→ Порядок выполнения: Верните без изменений строки записей от самого начала вниз до строки, содержащей «bar-label: stranieri <box>107», причем обе границы включаются. Другие строки выводить не нужно.

→ Исходные данные:
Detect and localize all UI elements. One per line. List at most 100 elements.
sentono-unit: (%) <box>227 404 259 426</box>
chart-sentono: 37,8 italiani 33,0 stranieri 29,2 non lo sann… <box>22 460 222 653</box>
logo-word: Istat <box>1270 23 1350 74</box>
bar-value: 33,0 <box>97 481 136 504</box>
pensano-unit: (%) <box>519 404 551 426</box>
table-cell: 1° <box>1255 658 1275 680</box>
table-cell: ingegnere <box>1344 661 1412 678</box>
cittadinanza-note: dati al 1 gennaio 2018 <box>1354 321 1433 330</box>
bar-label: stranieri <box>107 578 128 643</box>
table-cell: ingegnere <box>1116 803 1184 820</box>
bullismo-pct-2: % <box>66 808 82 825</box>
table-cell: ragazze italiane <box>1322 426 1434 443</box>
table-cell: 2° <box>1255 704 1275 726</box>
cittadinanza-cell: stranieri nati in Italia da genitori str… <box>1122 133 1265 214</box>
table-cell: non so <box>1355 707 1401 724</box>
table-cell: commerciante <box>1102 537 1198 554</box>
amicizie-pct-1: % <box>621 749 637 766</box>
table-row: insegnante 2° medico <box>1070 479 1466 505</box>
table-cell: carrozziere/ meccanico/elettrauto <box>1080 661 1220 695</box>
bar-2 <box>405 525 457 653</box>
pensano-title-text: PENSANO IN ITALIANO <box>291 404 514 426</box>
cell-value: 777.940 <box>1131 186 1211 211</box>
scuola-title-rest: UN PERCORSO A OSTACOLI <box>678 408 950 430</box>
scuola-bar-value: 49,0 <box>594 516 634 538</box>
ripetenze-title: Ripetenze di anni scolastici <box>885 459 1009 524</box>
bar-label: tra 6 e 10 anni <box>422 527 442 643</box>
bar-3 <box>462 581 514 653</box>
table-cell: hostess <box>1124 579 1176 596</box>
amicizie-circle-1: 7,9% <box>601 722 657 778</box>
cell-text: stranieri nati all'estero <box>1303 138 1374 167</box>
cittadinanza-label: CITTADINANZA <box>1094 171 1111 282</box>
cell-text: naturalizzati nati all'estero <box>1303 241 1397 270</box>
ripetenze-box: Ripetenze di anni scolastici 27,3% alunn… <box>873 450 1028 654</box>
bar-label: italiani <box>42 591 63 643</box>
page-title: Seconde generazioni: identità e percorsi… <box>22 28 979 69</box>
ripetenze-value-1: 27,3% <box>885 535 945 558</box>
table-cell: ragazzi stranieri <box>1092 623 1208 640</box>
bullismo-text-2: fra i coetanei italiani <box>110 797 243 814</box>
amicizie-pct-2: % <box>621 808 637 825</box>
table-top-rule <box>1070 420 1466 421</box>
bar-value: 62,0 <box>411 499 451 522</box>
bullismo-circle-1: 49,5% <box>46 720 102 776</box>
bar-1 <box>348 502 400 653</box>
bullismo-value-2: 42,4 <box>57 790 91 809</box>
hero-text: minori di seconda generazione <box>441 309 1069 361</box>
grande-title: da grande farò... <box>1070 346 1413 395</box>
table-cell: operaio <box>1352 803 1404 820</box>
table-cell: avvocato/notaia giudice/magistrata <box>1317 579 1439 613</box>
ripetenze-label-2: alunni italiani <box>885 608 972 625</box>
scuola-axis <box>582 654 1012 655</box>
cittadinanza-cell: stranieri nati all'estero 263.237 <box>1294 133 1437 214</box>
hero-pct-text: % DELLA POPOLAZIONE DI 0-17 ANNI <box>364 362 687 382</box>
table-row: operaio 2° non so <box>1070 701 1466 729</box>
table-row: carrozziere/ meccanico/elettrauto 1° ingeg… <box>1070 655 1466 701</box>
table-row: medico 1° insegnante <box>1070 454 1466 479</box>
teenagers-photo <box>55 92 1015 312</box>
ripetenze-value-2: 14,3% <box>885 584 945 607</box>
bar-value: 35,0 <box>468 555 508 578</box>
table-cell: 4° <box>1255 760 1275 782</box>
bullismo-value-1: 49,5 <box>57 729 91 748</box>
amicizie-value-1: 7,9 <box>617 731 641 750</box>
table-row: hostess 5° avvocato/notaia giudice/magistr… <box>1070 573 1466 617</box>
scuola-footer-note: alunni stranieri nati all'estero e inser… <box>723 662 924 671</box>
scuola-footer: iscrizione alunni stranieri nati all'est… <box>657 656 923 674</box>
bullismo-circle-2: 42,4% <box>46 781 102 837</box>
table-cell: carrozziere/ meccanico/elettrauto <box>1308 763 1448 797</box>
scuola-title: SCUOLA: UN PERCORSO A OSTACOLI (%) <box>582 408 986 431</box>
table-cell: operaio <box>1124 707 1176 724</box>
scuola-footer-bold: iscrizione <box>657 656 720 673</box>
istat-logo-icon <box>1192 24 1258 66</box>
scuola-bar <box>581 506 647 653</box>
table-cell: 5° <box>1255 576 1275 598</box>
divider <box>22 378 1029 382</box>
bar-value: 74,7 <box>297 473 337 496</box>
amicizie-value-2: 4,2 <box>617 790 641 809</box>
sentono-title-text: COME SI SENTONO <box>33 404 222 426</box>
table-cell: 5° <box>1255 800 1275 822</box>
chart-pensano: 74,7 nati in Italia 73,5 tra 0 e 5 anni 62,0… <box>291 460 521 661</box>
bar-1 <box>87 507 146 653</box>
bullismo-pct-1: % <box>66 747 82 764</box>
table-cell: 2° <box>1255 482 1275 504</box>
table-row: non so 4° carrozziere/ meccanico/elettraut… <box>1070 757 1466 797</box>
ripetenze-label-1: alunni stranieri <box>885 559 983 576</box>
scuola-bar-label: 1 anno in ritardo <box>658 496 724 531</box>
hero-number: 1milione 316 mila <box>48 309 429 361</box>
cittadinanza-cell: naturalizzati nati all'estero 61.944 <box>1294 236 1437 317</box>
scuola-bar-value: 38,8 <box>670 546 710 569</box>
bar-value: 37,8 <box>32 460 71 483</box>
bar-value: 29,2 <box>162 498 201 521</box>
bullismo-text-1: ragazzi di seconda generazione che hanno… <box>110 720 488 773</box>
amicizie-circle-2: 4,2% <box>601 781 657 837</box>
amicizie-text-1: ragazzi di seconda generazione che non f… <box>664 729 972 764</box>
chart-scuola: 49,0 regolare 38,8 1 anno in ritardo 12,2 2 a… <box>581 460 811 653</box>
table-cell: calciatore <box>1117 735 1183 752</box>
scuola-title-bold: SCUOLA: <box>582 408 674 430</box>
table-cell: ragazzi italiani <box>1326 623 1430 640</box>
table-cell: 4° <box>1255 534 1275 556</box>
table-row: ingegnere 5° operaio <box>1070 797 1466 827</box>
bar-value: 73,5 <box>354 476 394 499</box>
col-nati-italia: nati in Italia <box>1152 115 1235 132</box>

→ Результат выполнения:
Detect and localize all UI elements. One per line. List at most 100 elements.
sentono-unit: (%) <box>227 404 259 426</box>
chart-sentono: 37,8 italiani 33,0 stranieri 29,2 non lo sann… <box>22 460 222 653</box>
logo-word: Istat <box>1270 23 1350 74</box>
bar-value: 33,0 <box>97 481 136 504</box>
pensano-unit: (%) <box>519 404 551 426</box>
table-cell: 1° <box>1255 658 1275 680</box>
table-cell: ingegnere <box>1344 661 1412 678</box>
cittadinanza-note: dati al 1 gennaio 2018 <box>1354 321 1433 330</box>
bar-label: stranieri <box>107 578 128 643</box>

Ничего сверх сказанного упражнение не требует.